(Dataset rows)
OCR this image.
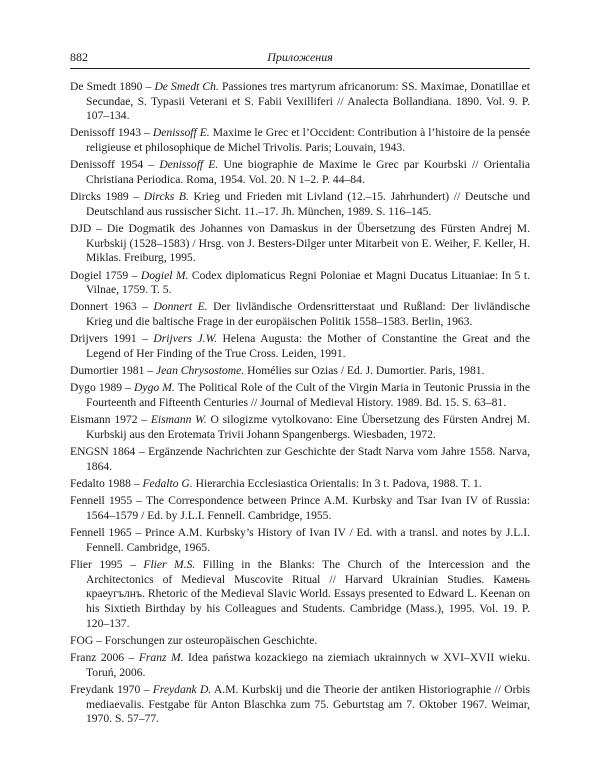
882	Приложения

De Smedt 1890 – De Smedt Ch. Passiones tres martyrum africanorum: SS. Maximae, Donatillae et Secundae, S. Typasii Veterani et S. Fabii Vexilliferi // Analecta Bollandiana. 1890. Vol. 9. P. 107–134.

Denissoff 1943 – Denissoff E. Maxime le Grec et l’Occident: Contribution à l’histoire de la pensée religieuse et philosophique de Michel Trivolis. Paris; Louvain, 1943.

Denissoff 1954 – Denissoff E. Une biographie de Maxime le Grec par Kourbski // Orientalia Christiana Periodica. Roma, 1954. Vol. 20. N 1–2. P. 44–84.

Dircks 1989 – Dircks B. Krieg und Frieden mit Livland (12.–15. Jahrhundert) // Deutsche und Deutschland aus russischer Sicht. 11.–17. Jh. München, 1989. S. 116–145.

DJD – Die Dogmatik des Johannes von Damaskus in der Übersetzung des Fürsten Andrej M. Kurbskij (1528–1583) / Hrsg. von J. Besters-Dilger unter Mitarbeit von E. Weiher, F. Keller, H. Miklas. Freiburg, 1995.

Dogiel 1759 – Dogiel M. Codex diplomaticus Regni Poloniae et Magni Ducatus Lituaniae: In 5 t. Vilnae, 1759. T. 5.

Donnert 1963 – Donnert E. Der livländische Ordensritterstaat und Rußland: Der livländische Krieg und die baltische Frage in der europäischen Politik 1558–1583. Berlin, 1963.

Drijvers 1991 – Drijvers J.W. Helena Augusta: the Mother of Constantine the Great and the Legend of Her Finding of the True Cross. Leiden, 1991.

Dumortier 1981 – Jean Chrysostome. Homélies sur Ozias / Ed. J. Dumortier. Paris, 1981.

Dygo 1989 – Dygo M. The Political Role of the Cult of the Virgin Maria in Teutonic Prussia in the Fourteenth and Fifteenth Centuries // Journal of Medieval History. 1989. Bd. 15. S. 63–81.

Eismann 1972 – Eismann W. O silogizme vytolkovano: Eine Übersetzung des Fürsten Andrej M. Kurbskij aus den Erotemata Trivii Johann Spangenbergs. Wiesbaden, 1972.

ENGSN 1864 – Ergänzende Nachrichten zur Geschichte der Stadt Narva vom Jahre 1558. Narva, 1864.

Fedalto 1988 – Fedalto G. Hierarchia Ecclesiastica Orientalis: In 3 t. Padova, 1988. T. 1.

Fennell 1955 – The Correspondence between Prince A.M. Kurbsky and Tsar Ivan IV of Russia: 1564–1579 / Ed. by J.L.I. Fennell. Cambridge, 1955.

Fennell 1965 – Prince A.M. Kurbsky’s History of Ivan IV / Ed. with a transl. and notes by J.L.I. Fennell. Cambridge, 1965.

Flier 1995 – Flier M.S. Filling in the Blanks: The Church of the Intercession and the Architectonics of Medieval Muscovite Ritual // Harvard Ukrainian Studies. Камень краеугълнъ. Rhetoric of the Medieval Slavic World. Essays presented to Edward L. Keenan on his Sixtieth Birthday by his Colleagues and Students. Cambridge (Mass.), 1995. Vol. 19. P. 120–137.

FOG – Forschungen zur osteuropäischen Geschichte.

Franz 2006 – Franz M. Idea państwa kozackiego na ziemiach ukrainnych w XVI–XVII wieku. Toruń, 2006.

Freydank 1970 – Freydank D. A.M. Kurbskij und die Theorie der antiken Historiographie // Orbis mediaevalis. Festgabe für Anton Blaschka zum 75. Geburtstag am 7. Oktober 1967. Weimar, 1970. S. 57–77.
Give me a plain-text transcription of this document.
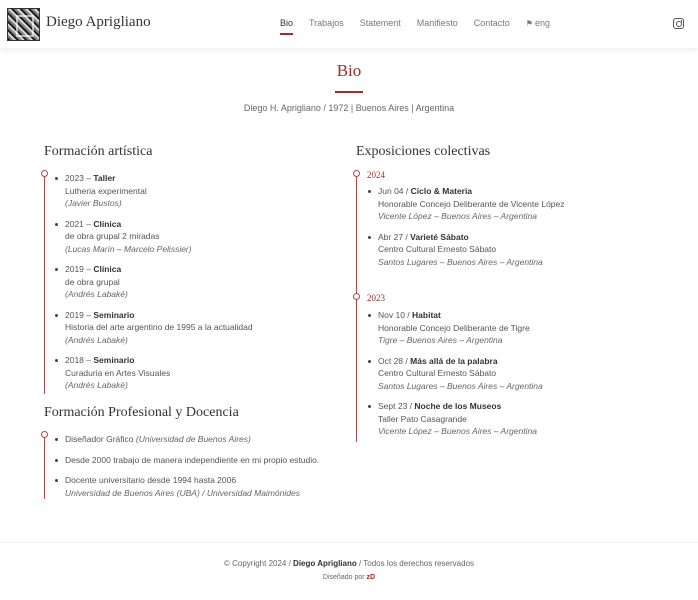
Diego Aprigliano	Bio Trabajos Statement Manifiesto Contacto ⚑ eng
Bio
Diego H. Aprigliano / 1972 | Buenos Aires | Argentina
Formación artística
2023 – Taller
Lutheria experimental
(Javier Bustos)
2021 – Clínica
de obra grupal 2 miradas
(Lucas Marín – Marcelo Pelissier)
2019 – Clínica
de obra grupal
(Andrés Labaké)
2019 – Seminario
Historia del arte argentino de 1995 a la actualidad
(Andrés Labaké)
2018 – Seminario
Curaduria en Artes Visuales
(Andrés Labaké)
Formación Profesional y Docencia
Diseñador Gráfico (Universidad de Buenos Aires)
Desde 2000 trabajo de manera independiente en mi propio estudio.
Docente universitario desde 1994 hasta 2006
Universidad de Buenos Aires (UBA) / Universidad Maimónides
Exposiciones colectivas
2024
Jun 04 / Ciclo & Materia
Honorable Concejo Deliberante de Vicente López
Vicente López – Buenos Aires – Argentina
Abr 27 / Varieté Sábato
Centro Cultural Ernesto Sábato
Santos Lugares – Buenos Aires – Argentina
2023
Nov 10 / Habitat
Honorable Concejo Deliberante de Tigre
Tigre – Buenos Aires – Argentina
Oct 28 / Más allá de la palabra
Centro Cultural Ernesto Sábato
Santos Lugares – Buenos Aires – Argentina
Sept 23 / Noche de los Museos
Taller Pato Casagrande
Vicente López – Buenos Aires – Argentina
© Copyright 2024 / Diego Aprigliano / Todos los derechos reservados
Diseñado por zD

### WRITTEN REQUEST
Copy out all the data exactly; skip the pictures.

### TASK ANSWER
OCR this image.
882	Приложения

De Smedt 1890 – De Smedt Ch. Passiones tres martyrum africanorum: SS. Maximae, Donatillae et Secundae, S. Typasii Veterani et S. Fabii Vexilliferi // Analecta Bollandiana. 1890. Vol. 9. P. 107–134.

Denissoff 1943 – Denissoff E. Maxime le Grec et l’Occident: Contribution à l’histoire de la pensée religieuse et philosophique de Michel Trivolis. Paris; Louvain, 1943.

Denissoff 1954 – Denissoff E. Une biographie de Maxime le Grec par Kourbski // Orientalia Christiana Periodica. Roma, 1954. Vol. 20. N 1–2. P. 44–84.

Dircks 1989 – Dircks B. Krieg und Frieden mit Livland (12.–15. Jahrhundert) // Deutsche und Deutschland aus russischer Sicht. 11.–17. Jh. München, 1989. S. 116–145.

DJD – Die Dogmatik des Johannes von Damaskus in der Übersetzung des Fürsten Andrej M. Kurbskij (1528–1583) / Hrsg. von J. Besters-Dilger unter Mitarbeit von E. Weiher, F. Keller, H. Miklas. Freiburg, 1995.

Dogiel 1759 – Dogiel M. Codex diplomaticus Regni Poloniae et Magni Ducatus Lituaniae: In 5 t. Vilnae, 1759. T. 5.

Donnert 1963 – Donnert E. Der livländische Ordensritterstaat und Rußland: Der livländische Krieg und die baltische Frage in der europäischen Politik 1558–1583. Berlin, 1963.

Drijvers 1991 – Drijvers J.W. Helena Augusta: the Mother of Constantine the Great and the Legend of Her Finding of the True Cross. Leiden, 1991.

Dumortier 1981 – Jean Chrysostome. Homélies sur Ozias / Ed. J. Dumortier. Paris, 1981.

Dygo 1989 – Dygo M. The Political Role of the Cult of the Virgin Maria in Teutonic Prussia in the Fourteenth and Fifteenth Centuries // Journal of Medieval History. 1989. Bd. 15. S. 63–81.

Eismann 1972 – Eismann W. O silogizme vytolkovano: Eine Übersetzung des Fürsten Andrej M. Kurbskij aus den Erotemata Trivii Johann Spangenbergs. Wiesbaden, 1972.

ENGSN 1864 – Ergänzende Nachrichten zur Geschichte der Stadt Narva vom Jahre 1558. Narva, 1864.

Fedalto 1988 – Fedalto G. Hierarchia Ecclesiastica Orientalis: In 3 t. Padova, 1988. T. 1.

Fennell 1955 – The Correspondence between Prince A.M. Kurbsky and Tsar Ivan IV of Russia: 1564–1579 / Ed. by J.L.I. Fennell. Cambridge, 1955.

Fennell 1965 – Prince A.M. Kurbsky’s History of Ivan IV / Ed. with a transl. and notes by J.L.I. Fennell. Cambridge, 1965.

Flier 1995 – Flier M.S. Filling in the Blanks: The Church of the Intercession and the Architectonics of Medieval Muscovite Ritual // Harvard Ukrainian Studies. Камень краеугълнъ. Rhetoric of the Medieval Slavic World. Essays presented to Edward L. Keenan on his Sixtieth Birthday by his Colleagues and Students. Cambridge (Mass.), 1995. Vol. 19. P. 120–137.

FOG – Forschungen zur osteuropäischen Geschichte.

Franz 2006 – Franz M. Idea państwa kozackiego na ziemiach ukrainnych w XVI–XVII wieku. Toruń, 2006.

Freydank 1970 – Freydank D. A.M. Kurbskij und die Theorie der antiken Historiographie // Orbis mediaevalis. Festgabe für Anton Blaschka zum 75. Geburtstag am 7. Oktober 1967. Weimar, 1970. S. 57–77.
Give me a plain-text transcription of this document.
Diego Aprigliano	Bio Trabajos Statement Manifiesto Contacto ⚑ eng
Bio
Diego H. Aprigliano / 1972 | Buenos Aires | Argentina
Formación artística
2023 – Taller
Lutheria experimental
(Javier Bustos)
2021 – Clínica
de obra grupal 2 miradas
(Lucas Marín – Marcelo Pelissier)
2019 – Clínica
de obra grupal
(Andrés Labaké)
2019 – Seminario
Historia del arte argentino de 1995 a la actualidad
(Andrés Labaké)
2018 – Seminario
Curaduria en Artes Visuales
(Andrés Labaké)
Formación Profesional y Docencia
Diseñador Gráfico (Universidad de Buenos Aires)
Desde 2000 trabajo de manera independiente en mi propio estudio.
Docente universitario desde 1994 hasta 2006
Universidad de Buenos Aires (UBA) / Universidad Maimónides
Exposiciones colectivas
2024
Jun 04 / Ciclo & Materia
Honorable Concejo Deliberante de Vicente López
Vicente López – Buenos Aires – Argentina
Abr 27 / Varieté Sábato
Centro Cultural Ernesto Sábato
Santos Lugares – Buenos Aires – Argentina
2023
Nov 10 / Habitat
Honorable Concejo Deliberante de Tigre
Tigre – Buenos Aires – Argentina
Oct 28 / Más allá de la palabra
Centro Cultural Ernesto Sábato
Santos Lugares – Buenos Aires – Argentina
Sept 23 / Noche de los Museos
Taller Pato Casagrande
Vicente López – Buenos Aires – Argentina
© Copyright 2024 / Diego Aprigliano / Todos los derechos reservados
Diseñado por zD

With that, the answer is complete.